§ EXERCISE DIRECTIONS:
Retype every line of the material below verbatim, keeping each character, number and punctuation mark unchanged.

§ INFORMATION SUPPLIED:
────────

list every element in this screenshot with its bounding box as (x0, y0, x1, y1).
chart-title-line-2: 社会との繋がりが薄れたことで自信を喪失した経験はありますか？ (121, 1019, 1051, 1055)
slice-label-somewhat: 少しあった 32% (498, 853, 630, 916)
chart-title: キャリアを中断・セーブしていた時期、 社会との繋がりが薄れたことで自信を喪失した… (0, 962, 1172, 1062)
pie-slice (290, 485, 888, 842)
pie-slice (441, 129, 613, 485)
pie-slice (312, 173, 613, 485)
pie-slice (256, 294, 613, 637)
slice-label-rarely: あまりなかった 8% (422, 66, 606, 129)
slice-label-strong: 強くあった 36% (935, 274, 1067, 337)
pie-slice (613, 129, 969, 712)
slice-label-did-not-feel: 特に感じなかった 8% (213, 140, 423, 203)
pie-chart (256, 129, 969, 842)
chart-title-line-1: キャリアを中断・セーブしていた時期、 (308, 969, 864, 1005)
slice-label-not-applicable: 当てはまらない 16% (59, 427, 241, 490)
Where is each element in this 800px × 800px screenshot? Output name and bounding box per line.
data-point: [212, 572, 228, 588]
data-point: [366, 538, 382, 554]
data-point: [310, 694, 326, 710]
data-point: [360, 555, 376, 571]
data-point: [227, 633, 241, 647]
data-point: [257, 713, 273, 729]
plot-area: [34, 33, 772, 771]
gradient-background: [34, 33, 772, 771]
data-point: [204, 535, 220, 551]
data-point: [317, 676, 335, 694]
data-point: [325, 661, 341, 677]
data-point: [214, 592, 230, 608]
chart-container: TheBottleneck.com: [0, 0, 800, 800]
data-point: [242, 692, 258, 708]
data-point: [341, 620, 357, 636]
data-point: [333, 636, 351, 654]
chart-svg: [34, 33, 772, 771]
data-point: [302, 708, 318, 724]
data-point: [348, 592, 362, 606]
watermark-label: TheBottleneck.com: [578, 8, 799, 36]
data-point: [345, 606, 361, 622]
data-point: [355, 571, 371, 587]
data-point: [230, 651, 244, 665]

────────

§ THE REPLY:
list every element in this screenshot with its bounding box as (x0, y0, x1, y1).
chart-title-line-2: 社会との繋がりが薄れたことで自信を喪失した経験はありますか？ (121, 1019, 1051, 1055)
slice-label-somewhat: 少しあった 32% (498, 853, 630, 916)
chart-title: キャリアを中断・セーブしていた時期、 社会との繋がりが薄れたことで自信を喪失した… (0, 962, 1172, 1062)
pie-slice (290, 485, 888, 842)
pie-slice (441, 129, 613, 485)
pie-slice (312, 173, 613, 485)
pie-slice (256, 294, 613, 637)
slice-label-rarely: あまりなかった 8% (422, 66, 606, 129)
slice-label-strong: 強くあった 36% (935, 274, 1067, 337)
pie-slice (613, 129, 969, 712)
slice-label-did-not-feel: 特に感じなかった 8% (213, 140, 423, 203)
pie-chart (256, 129, 969, 842)
chart-title-line-1: キャリアを中断・セーブしていた時期、 (308, 969, 864, 1005)
slice-label-not-applicable: 当てはまらない 16% (59, 427, 241, 490)
Where is each element in this 800px × 800px screenshot? Output name and bounding box per line.
data-point: [212, 572, 228, 588]
data-point: [366, 538, 382, 554]
data-point: [310, 694, 326, 710]
data-point: [360, 555, 376, 571]
data-point: [227, 633, 241, 647]
data-point: [257, 713, 273, 729]
plot-area: [34, 33, 772, 771]
gradient-background: [34, 33, 772, 771]
data-point: [204, 535, 220, 551]
data-point: [317, 676, 335, 694]
data-point: [325, 661, 341, 677]
data-point: [214, 592, 230, 608]
chart-container: TheBottleneck.com: [0, 0, 800, 800]
data-point: [242, 692, 258, 708]
data-point: [341, 620, 357, 636]
data-point: [333, 636, 351, 654]
chart-svg: [34, 33, 772, 771]
data-point: [302, 708, 318, 724]
data-point: [348, 592, 362, 606]
watermark-label: TheBottleneck.com: [578, 8, 799, 36]
data-point: [345, 606, 361, 622]
data-point: [355, 571, 371, 587]
data-point: [230, 651, 244, 665]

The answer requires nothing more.